* What is needed *
Render the listing from the line with "Detect and localize" to the line with "Enumerate the UI", both included, as a JSON list of strings with one string per line. Skip blank lines and leave the pictures out.

Element location data:
══════════

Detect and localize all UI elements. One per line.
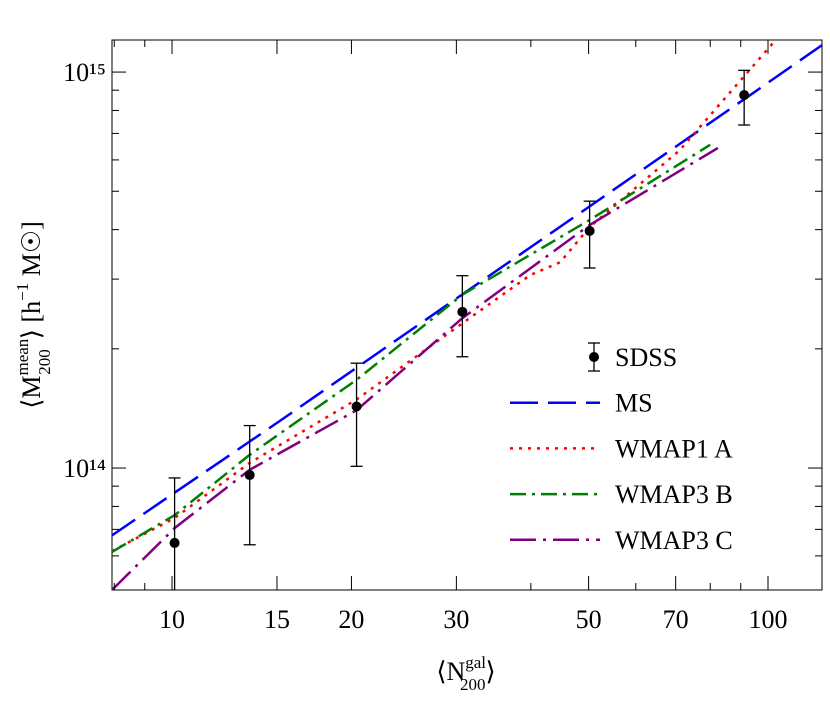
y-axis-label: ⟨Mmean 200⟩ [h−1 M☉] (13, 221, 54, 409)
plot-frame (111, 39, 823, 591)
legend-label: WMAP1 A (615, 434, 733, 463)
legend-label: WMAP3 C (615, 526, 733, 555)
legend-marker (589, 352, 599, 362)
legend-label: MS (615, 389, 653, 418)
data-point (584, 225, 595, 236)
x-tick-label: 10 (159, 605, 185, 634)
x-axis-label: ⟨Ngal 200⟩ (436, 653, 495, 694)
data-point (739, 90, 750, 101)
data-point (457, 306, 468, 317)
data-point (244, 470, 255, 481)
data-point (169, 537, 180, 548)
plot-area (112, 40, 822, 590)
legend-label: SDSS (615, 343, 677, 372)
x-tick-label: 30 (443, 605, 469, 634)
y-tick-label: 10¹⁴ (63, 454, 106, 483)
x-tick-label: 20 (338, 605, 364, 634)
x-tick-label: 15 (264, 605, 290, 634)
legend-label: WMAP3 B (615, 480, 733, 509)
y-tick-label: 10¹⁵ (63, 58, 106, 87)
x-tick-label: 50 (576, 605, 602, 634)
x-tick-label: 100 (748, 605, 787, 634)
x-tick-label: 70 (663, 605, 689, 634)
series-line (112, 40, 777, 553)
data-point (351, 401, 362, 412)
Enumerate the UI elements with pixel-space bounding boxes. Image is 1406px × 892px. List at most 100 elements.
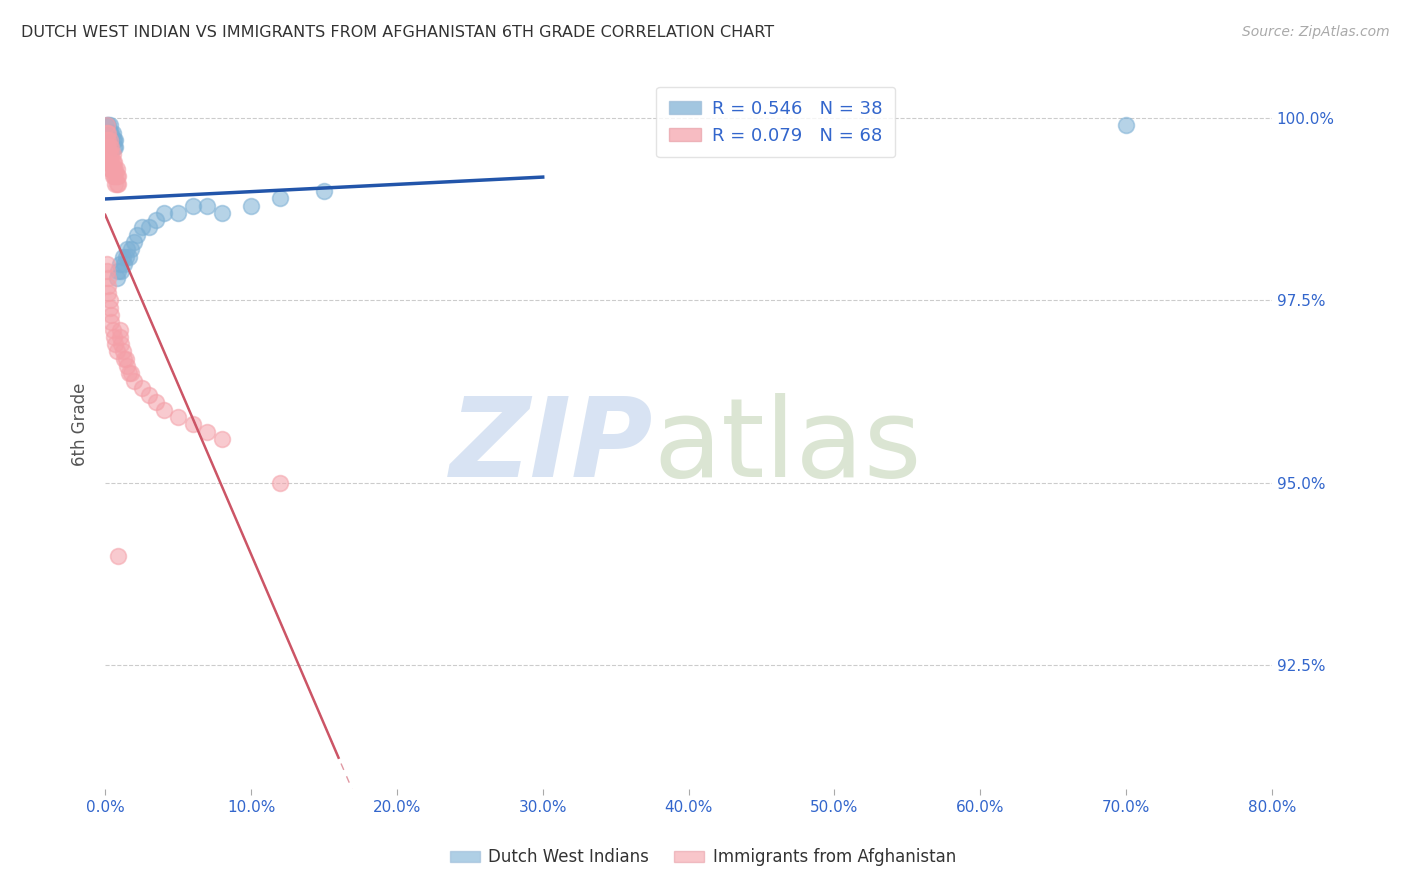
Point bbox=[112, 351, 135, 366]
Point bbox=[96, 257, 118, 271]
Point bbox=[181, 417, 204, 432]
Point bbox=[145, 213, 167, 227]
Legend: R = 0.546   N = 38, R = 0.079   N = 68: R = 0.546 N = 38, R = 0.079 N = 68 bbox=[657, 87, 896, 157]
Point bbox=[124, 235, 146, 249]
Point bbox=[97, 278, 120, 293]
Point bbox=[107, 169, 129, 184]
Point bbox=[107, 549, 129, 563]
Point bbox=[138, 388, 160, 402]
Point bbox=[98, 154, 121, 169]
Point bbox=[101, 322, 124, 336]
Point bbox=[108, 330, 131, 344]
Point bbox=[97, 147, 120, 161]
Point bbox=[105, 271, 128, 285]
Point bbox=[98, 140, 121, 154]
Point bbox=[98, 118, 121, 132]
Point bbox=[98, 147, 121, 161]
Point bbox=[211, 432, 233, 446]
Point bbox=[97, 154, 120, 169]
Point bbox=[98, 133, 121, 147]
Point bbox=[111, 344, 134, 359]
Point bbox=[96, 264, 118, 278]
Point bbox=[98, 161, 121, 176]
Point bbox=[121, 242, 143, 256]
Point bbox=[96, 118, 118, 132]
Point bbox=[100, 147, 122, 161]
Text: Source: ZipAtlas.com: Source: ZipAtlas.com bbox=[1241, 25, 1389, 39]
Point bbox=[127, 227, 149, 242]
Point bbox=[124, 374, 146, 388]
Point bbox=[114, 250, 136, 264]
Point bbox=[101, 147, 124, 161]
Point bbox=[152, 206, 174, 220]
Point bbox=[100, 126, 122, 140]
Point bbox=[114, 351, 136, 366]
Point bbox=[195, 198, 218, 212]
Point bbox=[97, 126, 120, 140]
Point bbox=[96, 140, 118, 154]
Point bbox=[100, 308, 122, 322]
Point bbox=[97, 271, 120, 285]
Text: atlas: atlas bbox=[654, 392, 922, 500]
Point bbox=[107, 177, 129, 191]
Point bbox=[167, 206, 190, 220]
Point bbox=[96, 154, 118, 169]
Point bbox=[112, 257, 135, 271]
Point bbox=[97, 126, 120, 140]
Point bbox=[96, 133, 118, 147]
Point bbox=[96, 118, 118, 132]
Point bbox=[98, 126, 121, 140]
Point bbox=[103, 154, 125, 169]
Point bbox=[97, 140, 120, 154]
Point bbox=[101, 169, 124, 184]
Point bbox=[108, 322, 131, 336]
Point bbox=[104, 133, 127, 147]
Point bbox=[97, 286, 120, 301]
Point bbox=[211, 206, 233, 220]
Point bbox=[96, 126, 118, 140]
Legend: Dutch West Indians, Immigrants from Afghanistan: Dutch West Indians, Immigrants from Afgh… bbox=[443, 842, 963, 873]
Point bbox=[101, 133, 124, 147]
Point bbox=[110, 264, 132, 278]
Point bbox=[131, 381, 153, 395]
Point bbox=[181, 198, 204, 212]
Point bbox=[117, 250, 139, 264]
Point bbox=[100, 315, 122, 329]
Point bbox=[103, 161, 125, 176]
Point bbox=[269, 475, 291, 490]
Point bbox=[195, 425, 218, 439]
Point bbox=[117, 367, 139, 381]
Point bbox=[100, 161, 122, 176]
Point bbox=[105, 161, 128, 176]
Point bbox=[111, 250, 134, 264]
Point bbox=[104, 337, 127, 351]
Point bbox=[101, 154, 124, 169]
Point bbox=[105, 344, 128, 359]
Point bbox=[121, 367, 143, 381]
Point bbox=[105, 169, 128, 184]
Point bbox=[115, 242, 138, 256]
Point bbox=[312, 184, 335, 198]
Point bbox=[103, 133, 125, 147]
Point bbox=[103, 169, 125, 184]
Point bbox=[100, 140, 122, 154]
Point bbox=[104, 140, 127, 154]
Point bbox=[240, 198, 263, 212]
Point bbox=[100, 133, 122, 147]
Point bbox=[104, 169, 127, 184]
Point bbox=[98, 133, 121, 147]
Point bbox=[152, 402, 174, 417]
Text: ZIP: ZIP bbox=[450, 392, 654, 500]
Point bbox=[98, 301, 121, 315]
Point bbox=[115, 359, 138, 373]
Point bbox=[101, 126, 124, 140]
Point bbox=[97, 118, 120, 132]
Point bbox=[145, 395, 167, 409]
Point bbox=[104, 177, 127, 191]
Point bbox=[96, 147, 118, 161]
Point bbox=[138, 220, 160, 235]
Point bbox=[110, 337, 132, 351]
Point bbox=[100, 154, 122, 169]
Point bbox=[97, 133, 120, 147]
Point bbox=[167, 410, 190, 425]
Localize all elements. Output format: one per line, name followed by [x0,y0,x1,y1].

══════════

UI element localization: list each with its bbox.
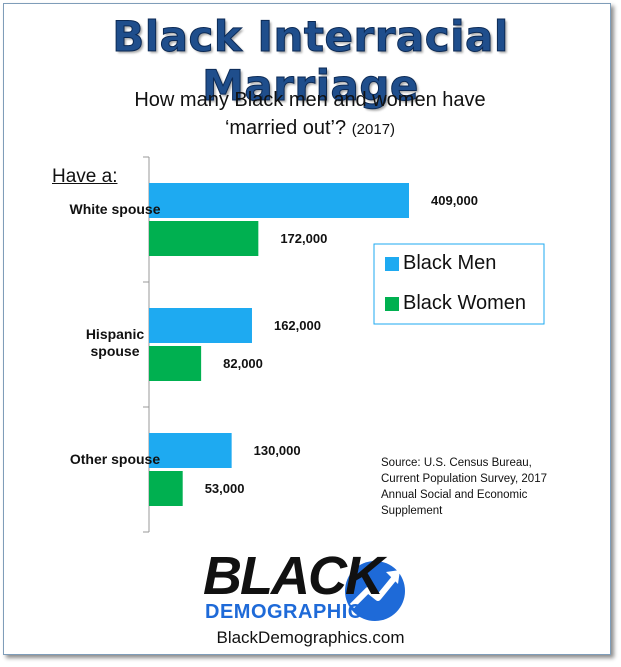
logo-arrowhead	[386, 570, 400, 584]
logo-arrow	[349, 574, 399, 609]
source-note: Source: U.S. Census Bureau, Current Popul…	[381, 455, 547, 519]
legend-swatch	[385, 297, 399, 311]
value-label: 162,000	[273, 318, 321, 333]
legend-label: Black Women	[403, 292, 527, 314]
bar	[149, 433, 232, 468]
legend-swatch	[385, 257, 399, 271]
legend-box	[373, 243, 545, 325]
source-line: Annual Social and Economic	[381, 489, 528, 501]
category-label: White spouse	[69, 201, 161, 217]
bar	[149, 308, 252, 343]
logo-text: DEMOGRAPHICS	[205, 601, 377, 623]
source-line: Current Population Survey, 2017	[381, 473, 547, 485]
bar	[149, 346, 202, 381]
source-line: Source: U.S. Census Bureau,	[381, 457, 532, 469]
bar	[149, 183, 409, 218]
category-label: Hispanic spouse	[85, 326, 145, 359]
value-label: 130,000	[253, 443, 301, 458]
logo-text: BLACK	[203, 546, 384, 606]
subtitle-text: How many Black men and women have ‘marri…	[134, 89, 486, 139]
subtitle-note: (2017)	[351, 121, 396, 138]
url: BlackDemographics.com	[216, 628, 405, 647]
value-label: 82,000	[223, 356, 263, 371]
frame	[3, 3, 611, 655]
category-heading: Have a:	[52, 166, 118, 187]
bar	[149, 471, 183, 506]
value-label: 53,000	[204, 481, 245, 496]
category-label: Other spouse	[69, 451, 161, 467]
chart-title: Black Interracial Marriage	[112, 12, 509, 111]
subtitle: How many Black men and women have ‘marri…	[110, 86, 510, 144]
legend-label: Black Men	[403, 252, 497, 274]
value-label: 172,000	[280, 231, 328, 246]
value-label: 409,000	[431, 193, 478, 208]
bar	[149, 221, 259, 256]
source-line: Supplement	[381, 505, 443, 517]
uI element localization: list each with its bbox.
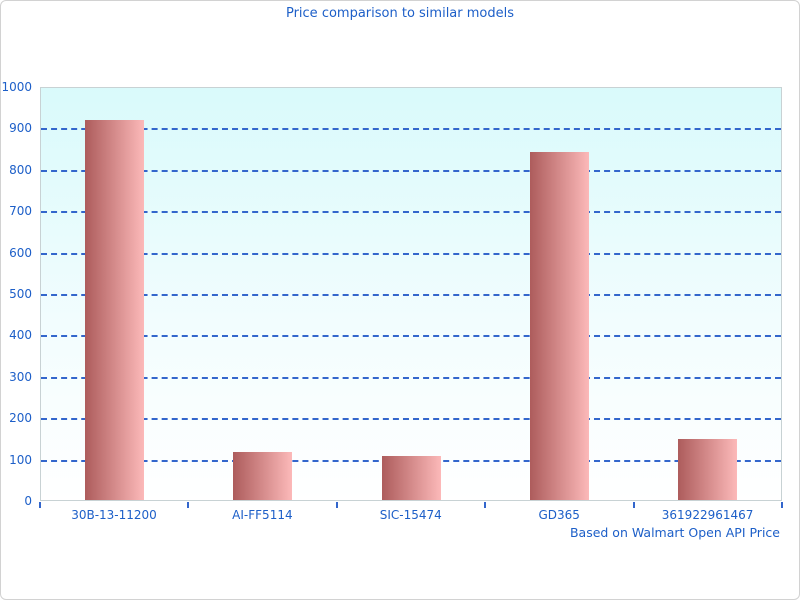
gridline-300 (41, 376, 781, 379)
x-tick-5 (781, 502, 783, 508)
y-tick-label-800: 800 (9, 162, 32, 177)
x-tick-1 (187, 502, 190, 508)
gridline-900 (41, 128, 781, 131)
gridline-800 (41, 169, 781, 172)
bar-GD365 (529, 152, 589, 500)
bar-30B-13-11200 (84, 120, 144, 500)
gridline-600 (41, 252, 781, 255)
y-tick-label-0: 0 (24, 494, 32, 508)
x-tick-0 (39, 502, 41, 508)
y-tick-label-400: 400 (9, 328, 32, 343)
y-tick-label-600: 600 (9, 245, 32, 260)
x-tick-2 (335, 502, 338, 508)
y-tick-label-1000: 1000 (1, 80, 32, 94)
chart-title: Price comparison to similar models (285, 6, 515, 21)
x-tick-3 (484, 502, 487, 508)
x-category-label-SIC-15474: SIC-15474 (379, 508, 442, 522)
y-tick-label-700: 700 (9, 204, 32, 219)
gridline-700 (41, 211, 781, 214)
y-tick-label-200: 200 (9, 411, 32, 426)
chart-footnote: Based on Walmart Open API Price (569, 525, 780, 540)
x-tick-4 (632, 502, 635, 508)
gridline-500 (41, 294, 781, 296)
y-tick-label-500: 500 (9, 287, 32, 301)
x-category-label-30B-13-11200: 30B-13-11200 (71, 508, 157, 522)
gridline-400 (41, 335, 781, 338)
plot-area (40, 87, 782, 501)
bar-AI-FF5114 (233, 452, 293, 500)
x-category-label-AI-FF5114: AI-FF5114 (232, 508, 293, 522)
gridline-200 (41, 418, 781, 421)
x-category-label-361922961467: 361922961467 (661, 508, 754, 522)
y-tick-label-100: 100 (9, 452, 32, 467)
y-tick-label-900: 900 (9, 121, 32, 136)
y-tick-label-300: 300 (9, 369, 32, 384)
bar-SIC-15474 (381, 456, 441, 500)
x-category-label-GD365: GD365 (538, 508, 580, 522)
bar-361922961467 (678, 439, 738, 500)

══════════

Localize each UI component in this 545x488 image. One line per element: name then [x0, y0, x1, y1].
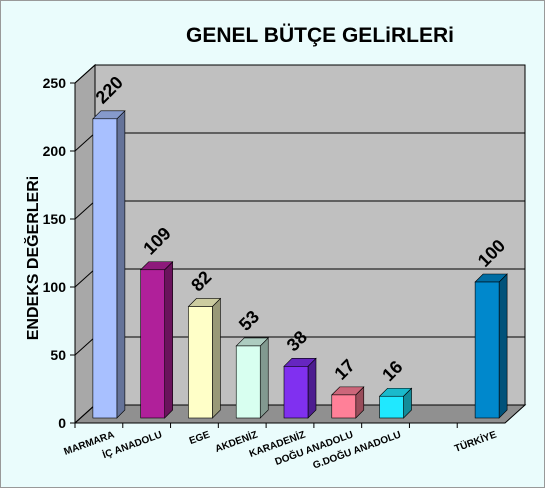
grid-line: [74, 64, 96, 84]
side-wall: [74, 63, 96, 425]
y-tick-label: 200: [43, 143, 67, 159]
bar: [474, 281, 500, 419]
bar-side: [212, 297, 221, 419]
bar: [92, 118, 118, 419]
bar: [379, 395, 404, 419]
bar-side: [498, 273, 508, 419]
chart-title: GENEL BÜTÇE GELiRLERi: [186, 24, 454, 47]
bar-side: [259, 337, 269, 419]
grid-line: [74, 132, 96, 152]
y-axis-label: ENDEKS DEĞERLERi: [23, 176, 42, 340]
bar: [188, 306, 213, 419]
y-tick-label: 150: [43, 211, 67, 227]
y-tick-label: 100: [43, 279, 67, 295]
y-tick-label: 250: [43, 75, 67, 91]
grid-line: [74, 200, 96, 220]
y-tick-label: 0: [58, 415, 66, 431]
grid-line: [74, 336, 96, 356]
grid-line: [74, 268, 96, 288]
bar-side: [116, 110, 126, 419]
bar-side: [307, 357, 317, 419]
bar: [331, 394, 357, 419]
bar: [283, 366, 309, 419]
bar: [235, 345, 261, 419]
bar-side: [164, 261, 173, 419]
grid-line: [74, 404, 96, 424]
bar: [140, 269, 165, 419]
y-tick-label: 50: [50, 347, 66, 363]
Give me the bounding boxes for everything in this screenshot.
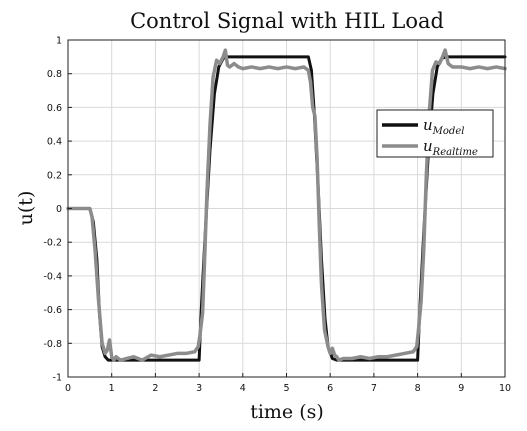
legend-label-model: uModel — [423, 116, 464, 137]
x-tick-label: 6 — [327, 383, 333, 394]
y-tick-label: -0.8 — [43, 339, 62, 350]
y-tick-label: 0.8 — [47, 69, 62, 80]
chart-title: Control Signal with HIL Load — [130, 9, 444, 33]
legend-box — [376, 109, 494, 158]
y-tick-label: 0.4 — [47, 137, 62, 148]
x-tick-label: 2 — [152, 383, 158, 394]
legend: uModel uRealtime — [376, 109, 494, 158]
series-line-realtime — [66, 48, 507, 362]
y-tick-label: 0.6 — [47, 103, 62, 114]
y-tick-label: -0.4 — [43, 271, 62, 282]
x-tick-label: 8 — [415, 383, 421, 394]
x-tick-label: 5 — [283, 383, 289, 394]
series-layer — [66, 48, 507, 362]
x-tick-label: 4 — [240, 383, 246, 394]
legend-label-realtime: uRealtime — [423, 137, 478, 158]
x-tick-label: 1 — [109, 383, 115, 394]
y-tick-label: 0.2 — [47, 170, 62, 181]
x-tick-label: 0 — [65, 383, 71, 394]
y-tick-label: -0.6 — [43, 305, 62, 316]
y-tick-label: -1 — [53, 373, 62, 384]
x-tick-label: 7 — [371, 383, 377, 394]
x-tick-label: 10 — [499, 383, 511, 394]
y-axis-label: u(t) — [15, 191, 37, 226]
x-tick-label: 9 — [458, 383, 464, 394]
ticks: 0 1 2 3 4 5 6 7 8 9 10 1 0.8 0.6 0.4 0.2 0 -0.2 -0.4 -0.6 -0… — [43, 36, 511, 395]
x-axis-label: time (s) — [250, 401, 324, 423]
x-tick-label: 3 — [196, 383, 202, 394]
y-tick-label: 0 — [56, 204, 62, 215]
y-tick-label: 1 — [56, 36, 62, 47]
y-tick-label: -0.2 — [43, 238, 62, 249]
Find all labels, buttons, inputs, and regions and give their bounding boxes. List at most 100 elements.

══════════

* Complete answer *
[
  "Detect and localize all UI elements. One per line.",
  "y-axis-label: ⟨Mmean 200⟩ [h−1 M☉] (13, 221, 54, 409)",
  "plot-frame (111, 39, 823, 591)",
  "legend-label: WMAP1 A (615, 434, 733, 463)",
  "legend-label: WMAP3 C (615, 526, 733, 555)",
  "legend-marker (589, 352, 599, 362)",
  "legend-label: MS (615, 389, 653, 418)",
  "data-point (584, 225, 595, 236)",
  "x-tick-label: 10 (159, 605, 185, 634)",
  "x-axis-label: ⟨Ngal 200⟩ (436, 653, 495, 694)",
  "data-point (739, 90, 750, 101)",
  "data-point (457, 306, 468, 317)",
  "data-point (244, 470, 255, 481)",
  "data-point (169, 537, 180, 548)",
  "plot-area (112, 40, 822, 590)",
  "legend-label: SDSS (615, 343, 677, 372)",
  "x-tick-label: 30 (443, 605, 469, 634)",
  "y-tick-label: 10¹⁴ (63, 454, 106, 483)",
  "x-tick-label: 20 (338, 605, 364, 634)",
  "x-tick-label: 15 (264, 605, 290, 634)",
  "legend-label: WMAP3 B (615, 480, 733, 509)",
  "y-tick-label: 10¹⁵ (63, 58, 106, 87)",
  "x-tick-label: 50 (576, 605, 602, 634)",
  "x-tick-label: 100 (748, 605, 787, 634)",
  "x-tick-label: 70 (663, 605, 689, 634)",
  "series-line (112, 40, 777, 553)",
  "data-point (351, 401, 362, 412)",
  "Enumerate the UI elements with pixel-space bounding boxes. Image is 1406px × 892px. List at most 100 elements."
]